— start of Records for this task —
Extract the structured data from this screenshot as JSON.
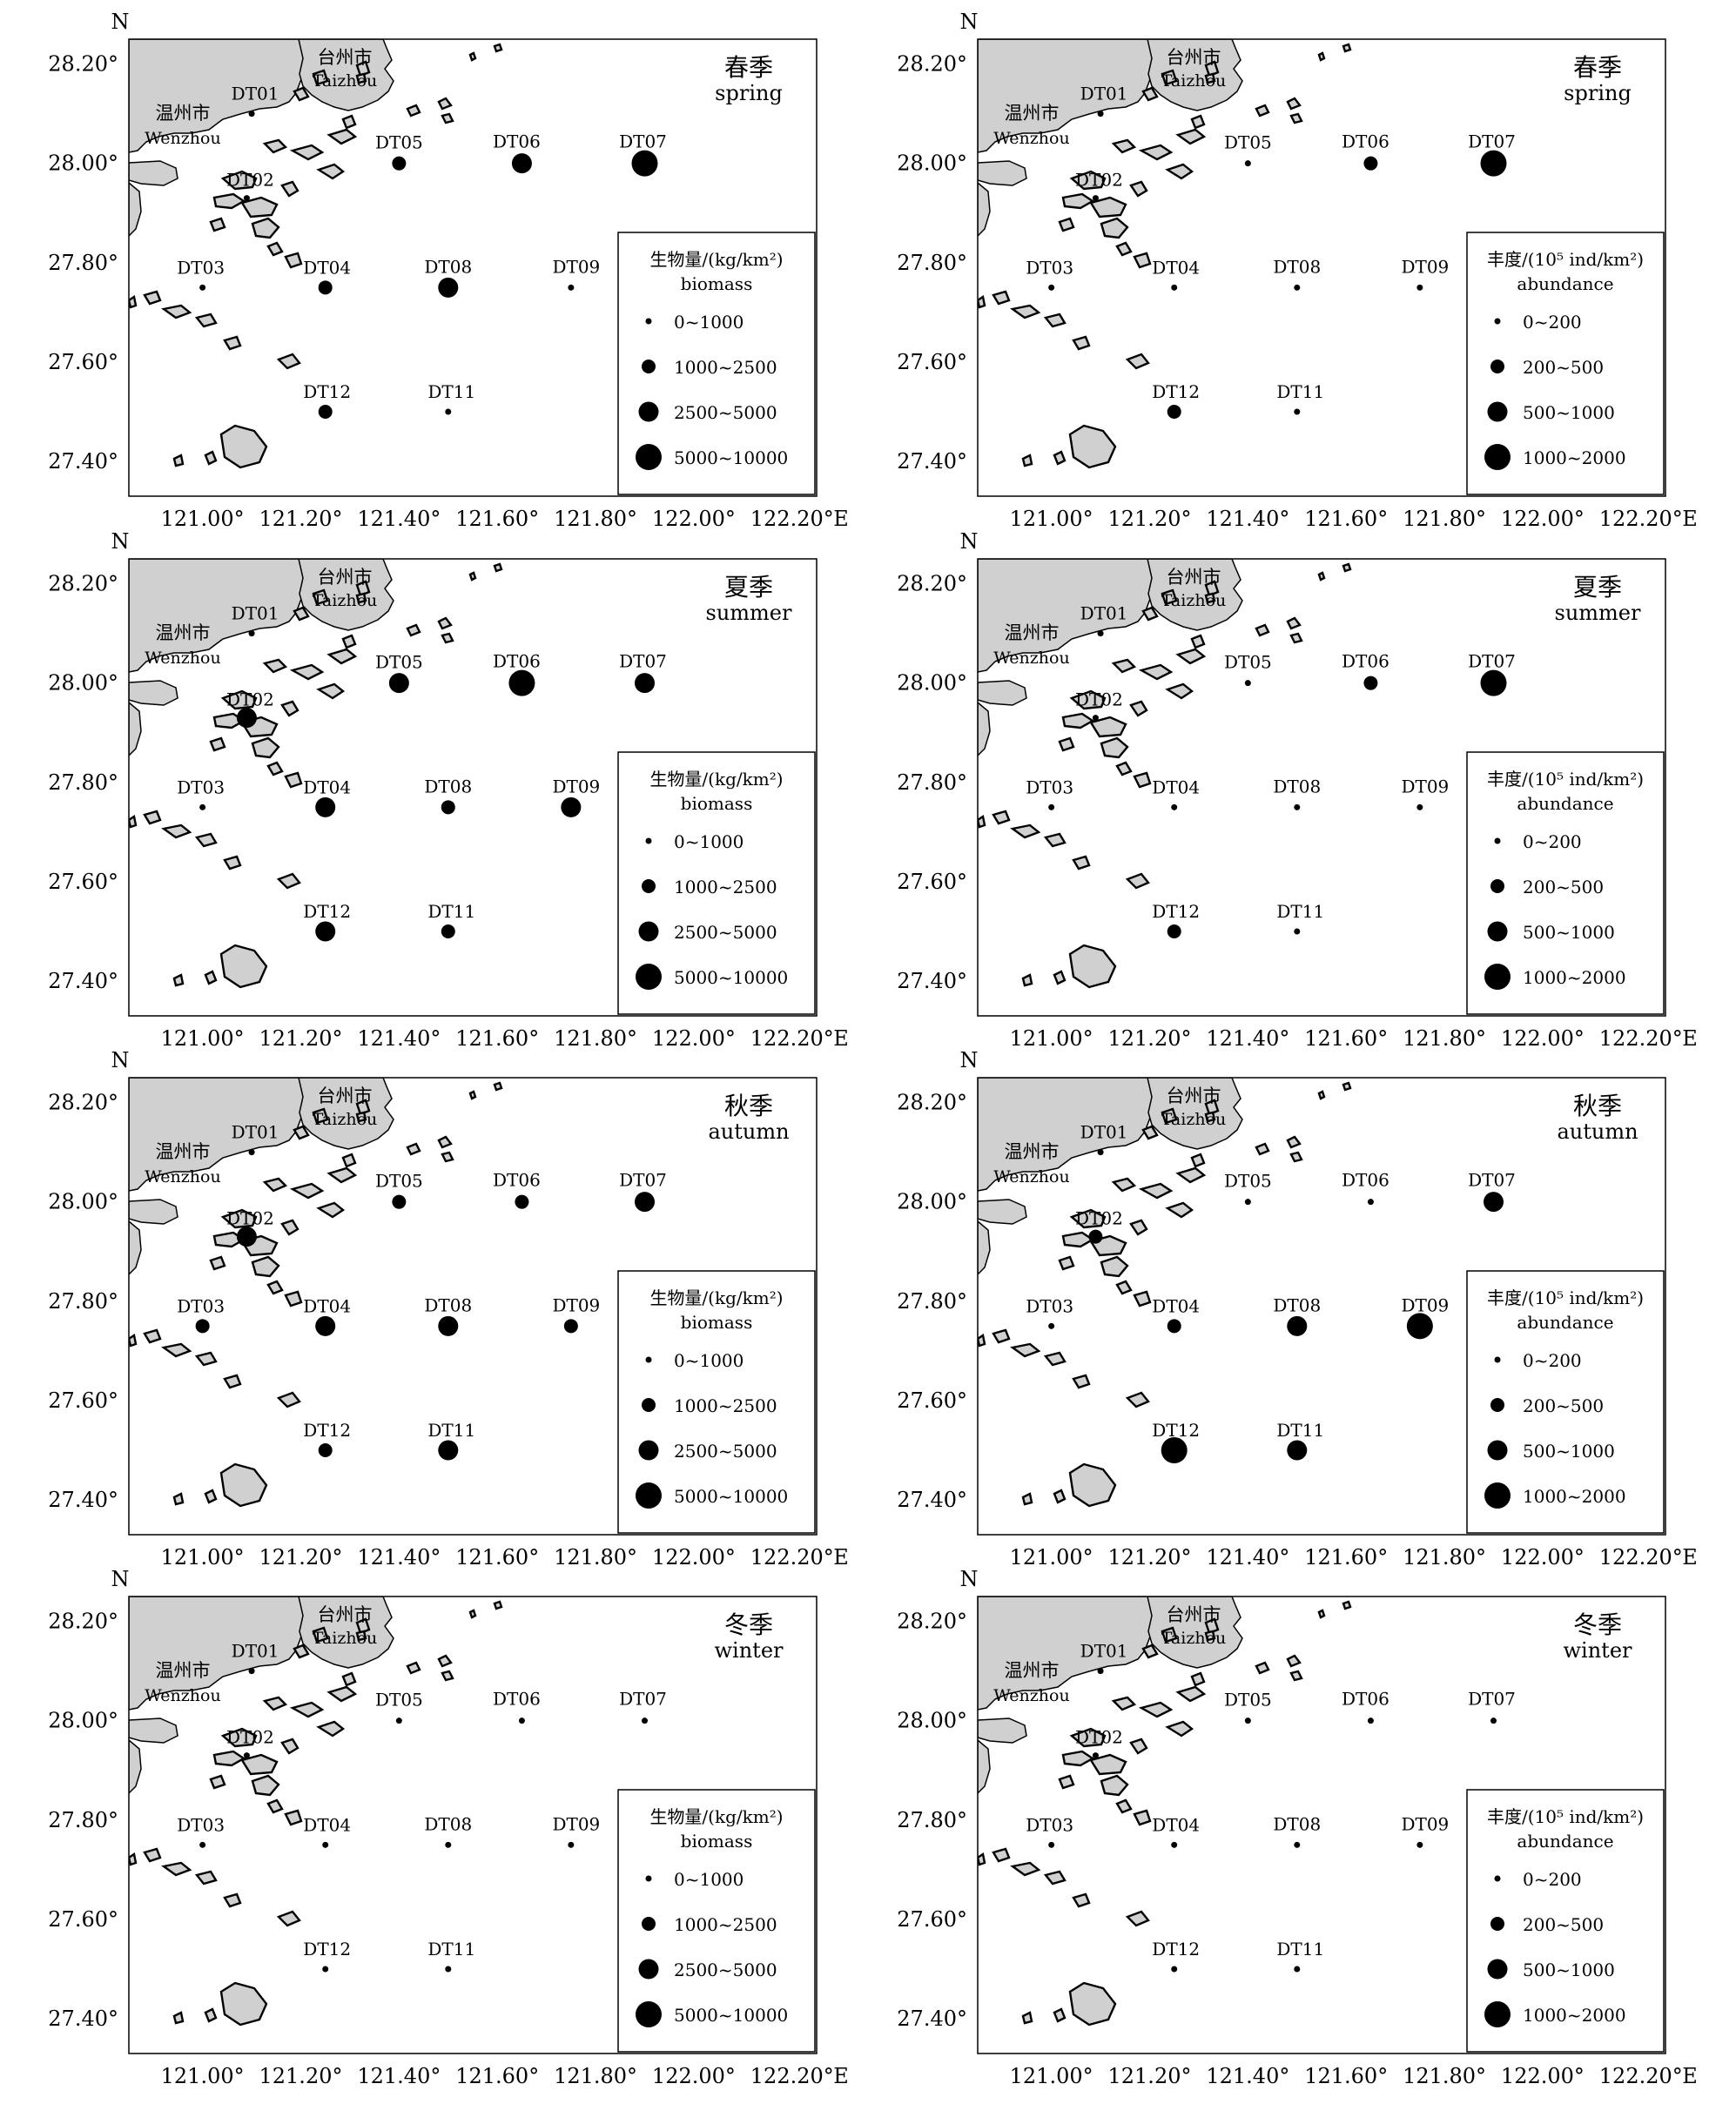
{
  "axes": {
    "north_label": "N",
    "east_label": "E",
    "lat_ticks": [
      "28.20°",
      "28.00°",
      "27.80°",
      "27.60°",
      "27.40°"
    ],
    "lat_values": [
      28.2,
      28.0,
      27.8,
      27.6,
      27.4
    ],
    "lon_ticks": [
      "121.00°",
      "121.20°",
      "121.40°",
      "121.60°",
      "121.80°",
      "122.00°",
      "122.20°"
    ],
    "lon_values": [
      121.0,
      121.2,
      121.4,
      121.6,
      121.8,
      122.0,
      122.2
    ],
    "lon_range": [
      120.85,
      122.25
    ],
    "lat_range": [
      27.33,
      28.25
    ]
  },
  "places": [
    {
      "cn": "温州市",
      "en": "Wenzhou"
    },
    {
      "cn": "台州市",
      "en": "Taizhou"
    }
  ],
  "colors": {
    "land": "#d0d0d0",
    "coast": "#000000",
    "sea": "#ffffff",
    "marker": "#000000"
  },
  "stations": [
    {
      "id": "DT01",
      "lon": 121.1,
      "lat": 28.1
    },
    {
      "id": "DT02",
      "lon": 121.09,
      "lat": 27.93
    },
    {
      "id": "DT03",
      "lon": 121.0,
      "lat": 27.75
    },
    {
      "id": "DT04",
      "lon": 121.25,
      "lat": 27.75
    },
    {
      "id": "DT05",
      "lon": 121.4,
      "lat": 28.0
    },
    {
      "id": "DT06",
      "lon": 121.65,
      "lat": 28.0
    },
    {
      "id": "DT07",
      "lon": 121.9,
      "lat": 28.0
    },
    {
      "id": "DT08",
      "lon": 121.5,
      "lat": 27.75
    },
    {
      "id": "DT09",
      "lon": 121.75,
      "lat": 27.75
    },
    {
      "id": "DT11",
      "lon": 121.5,
      "lat": 27.5
    },
    {
      "id": "DT12",
      "lon": 121.25,
      "lat": 27.5
    }
  ],
  "legends": {
    "biomass": {
      "title_cn": "生物量/(kg/km²)",
      "title_en": "biomass",
      "classes": [
        "0~1000",
        "1000~2500",
        "2500~5000",
        "5000~10000"
      ]
    },
    "abundance": {
      "title_cn": "丰度/(10⁵ ind/km²)",
      "title_en": "abundance",
      "classes": [
        "0~200",
        "200~500",
        "500~1000",
        "1000~2000"
      ]
    }
  },
  "chart_data": [
    {
      "type": "scatter",
      "variable": "biomass",
      "season_cn": "春季",
      "season_en": "spring",
      "class_index": {
        "DT01": 0,
        "DT02": 0,
        "DT03": 0,
        "DT04": 1,
        "DT05": 1,
        "DT06": 2,
        "DT07": 3,
        "DT08": 2,
        "DT09": 0,
        "DT11": 0,
        "DT12": 1
      }
    },
    {
      "type": "scatter",
      "variable": "abundance",
      "season_cn": "春季",
      "season_en": "spring",
      "class_index": {
        "DT01": 0,
        "DT02": 0,
        "DT03": 0,
        "DT04": 0,
        "DT05": 0,
        "DT06": 1,
        "DT07": 3,
        "DT08": 0,
        "DT09": 0,
        "DT11": 0,
        "DT12": 1
      }
    },
    {
      "type": "scatter",
      "variable": "biomass",
      "season_cn": "夏季",
      "season_en": "summer",
      "class_index": {
        "DT01": 0,
        "DT02": 2,
        "DT03": 0,
        "DT04": 2,
        "DT05": 2,
        "DT06": 3,
        "DT07": 2,
        "DT08": 1,
        "DT09": 2,
        "DT11": 1,
        "DT12": 2
      }
    },
    {
      "type": "scatter",
      "variable": "abundance",
      "season_cn": "夏季",
      "season_en": "summer",
      "class_index": {
        "DT01": 0,
        "DT02": 0,
        "DT03": 0,
        "DT04": 0,
        "DT05": 0,
        "DT06": 1,
        "DT07": 3,
        "DT08": 0,
        "DT09": 0,
        "DT11": 0,
        "DT12": 1
      }
    },
    {
      "type": "scatter",
      "variable": "biomass",
      "season_cn": "秋季",
      "season_en": "autumn",
      "class_index": {
        "DT01": 0,
        "DT02": 2,
        "DT03": 1,
        "DT04": 2,
        "DT05": 1,
        "DT06": 1,
        "DT07": 2,
        "DT08": 2,
        "DT09": 1,
        "DT11": 2,
        "DT12": 1
      }
    },
    {
      "type": "scatter",
      "variable": "abundance",
      "season_cn": "秋季",
      "season_en": "autumn",
      "class_index": {
        "DT01": 0,
        "DT02": 1,
        "DT03": 0,
        "DT04": 1,
        "DT05": 0,
        "DT06": 0,
        "DT07": 2,
        "DT08": 2,
        "DT09": 3,
        "DT11": 2,
        "DT12": 3
      }
    },
    {
      "type": "scatter",
      "variable": "biomass",
      "season_cn": "冬季",
      "season_en": "winter",
      "class_index": {
        "DT01": 0,
        "DT02": 0,
        "DT03": 0,
        "DT04": 0,
        "DT05": 0,
        "DT06": 0,
        "DT07": 0,
        "DT08": 0,
        "DT09": 0,
        "DT11": 0,
        "DT12": 0
      }
    },
    {
      "type": "scatter",
      "variable": "abundance",
      "season_cn": "冬季",
      "season_en": "winter",
      "class_index": {
        "DT01": 0,
        "DT02": 0,
        "DT03": 0,
        "DT04": 0,
        "DT05": 0,
        "DT06": 0,
        "DT07": 0,
        "DT08": 0,
        "DT09": 0,
        "DT11": 0,
        "DT12": 0
      }
    }
  ]
}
— end of Records for this task —
Every record above should be written out again exactly; the pictures stay out of the copy.

■ **Task result**
Extract the structured data from this screenshot as JSON.
{
  "axes": {
    "north_label": "N",
    "east_label": "E",
    "lat_ticks": [
      "28.20°",
      "28.00°",
      "27.80°",
      "27.60°",
      "27.40°"
    ],
    "lat_values": [
      28.2,
      28.0,
      27.8,
      27.6,
      27.4
    ],
    "lon_ticks": [
      "121.00°",
      "121.20°",
      "121.40°",
      "121.60°",
      "121.80°",
      "122.00°",
      "122.20°"
    ],
    "lon_values": [
      121.0,
      121.2,
      121.4,
      121.6,
      121.8,
      122.0,
      122.2
    ],
    "lon_range": [
      120.85,
      122.25
    ],
    "lat_range": [
      27.33,
      28.25
    ]
  },
  "places": [
    {
      "cn": "温州市",
      "en": "Wenzhou"
    },
    {
      "cn": "台州市",
      "en": "Taizhou"
    }
  ],
  "colors": {
    "land": "#d0d0d0",
    "coast": "#000000",
    "sea": "#ffffff",
    "marker": "#000000"
  },
  "stations": [
    {
      "id": "DT01",
      "lon": 121.1,
      "lat": 28.1
    },
    {
      "id": "DT02",
      "lon": 121.09,
      "lat": 27.93
    },
    {
      "id": "DT03",
      "lon": 121.0,
      "lat": 27.75
    },
    {
      "id": "DT04",
      "lon": 121.25,
      "lat": 27.75
    },
    {
      "id": "DT05",
      "lon": 121.4,
      "lat": 28.0
    },
    {
      "id": "DT06",
      "lon": 121.65,
      "lat": 28.0
    },
    {
      "id": "DT07",
      "lon": 121.9,
      "lat": 28.0
    },
    {
      "id": "DT08",
      "lon": 121.5,
      "lat": 27.75
    },
    {
      "id": "DT09",
      "lon": 121.75,
      "lat": 27.75
    },
    {
      "id": "DT11",
      "lon": 121.5,
      "lat": 27.5
    },
    {
      "id": "DT12",
      "lon": 121.25,
      "lat": 27.5
    }
  ],
  "legends": {
    "biomass": {
      "title_cn": "生物量/(kg/km²)",
      "title_en": "biomass",
      "classes": [
        "0~1000",
        "1000~2500",
        "2500~5000",
        "5000~10000"
      ]
    },
    "abundance": {
      "title_cn": "丰度/(10⁵ ind/km²)",
      "title_en": "abundance",
      "classes": [
        "0~200",
        "200~500",
        "500~1000",
        "1000~2000"
      ]
    }
  },
  "chart_data": [
    {
      "type": "scatter",
      "variable": "biomass",
      "season_cn": "春季",
      "season_en": "spring",
      "class_index": {
        "DT01": 0,
        "DT02": 0,
        "DT03": 0,
        "DT04": 1,
        "DT05": 1,
        "DT06": 2,
        "DT07": 3,
        "DT08": 2,
        "DT09": 0,
        "DT11": 0,
        "DT12": 1
      }
    },
    {
      "type": "scatter",
      "variable": "abundance",
      "season_cn": "春季",
      "season_en": "spring",
      "class_index": {
        "DT01": 0,
        "DT02": 0,
        "DT03": 0,
        "DT04": 0,
        "DT05": 0,
        "DT06": 1,
        "DT07": 3,
        "DT08": 0,
        "DT09": 0,
        "DT11": 0,
        "DT12": 1
      }
    },
    {
      "type": "scatter",
      "variable": "biomass",
      "season_cn": "夏季",
      "season_en": "summer",
      "class_index": {
        "DT01": 0,
        "DT02": 2,
        "DT03": 0,
        "DT04": 2,
        "DT05": 2,
        "DT06": 3,
        "DT07": 2,
        "DT08": 1,
        "DT09": 2,
        "DT11": 1,
        "DT12": 2
      }
    },
    {
      "type": "scatter",
      "variable": "abundance",
      "season_cn": "夏季",
      "season_en": "summer",
      "class_index": {
        "DT01": 0,
        "DT02": 0,
        "DT03": 0,
        "DT04": 0,
        "DT05": 0,
        "DT06": 1,
        "DT07": 3,
        "DT08": 0,
        "DT09": 0,
        "DT11": 0,
        "DT12": 1
      }
    },
    {
      "type": "scatter",
      "variable": "biomass",
      "season_cn": "秋季",
      "season_en": "autumn",
      "class_index": {
        "DT01": 0,
        "DT02": 2,
        "DT03": 1,
        "DT04": 2,
        "DT05": 1,
        "DT06": 1,
        "DT07": 2,
        "DT08": 2,
        "DT09": 1,
        "DT11": 2,
        "DT12": 1
      }
    },
    {
      "type": "scatter",
      "variable": "abundance",
      "season_cn": "秋季",
      "season_en": "autumn",
      "class_index": {
        "DT01": 0,
        "DT02": 1,
        "DT03": 0,
        "DT04": 1,
        "DT05": 0,
        "DT06": 0,
        "DT07": 2,
        "DT08": 2,
        "DT09": 3,
        "DT11": 2,
        "DT12": 3
      }
    },
    {
      "type": "scatter",
      "variable": "biomass",
      "season_cn": "冬季",
      "season_en": "winter",
      "class_index": {
        "DT01": 0,
        "DT02": 0,
        "DT03": 0,
        "DT04": 0,
        "DT05": 0,
        "DT06": 0,
        "DT07": 0,
        "DT08": 0,
        "DT09": 0,
        "DT11": 0,
        "DT12": 0
      }
    },
    {
      "type": "scatter",
      "variable": "abundance",
      "season_cn": "冬季",
      "season_en": "winter",
      "class_index": {
        "DT01": 0,
        "DT02": 0,
        "DT03": 0,
        "DT04": 0,
        "DT05": 0,
        "DT06": 0,
        "DT07": 0,
        "DT08": 0,
        "DT09": 0,
        "DT11": 0,
        "DT12": 0
      }
    }
  ]
}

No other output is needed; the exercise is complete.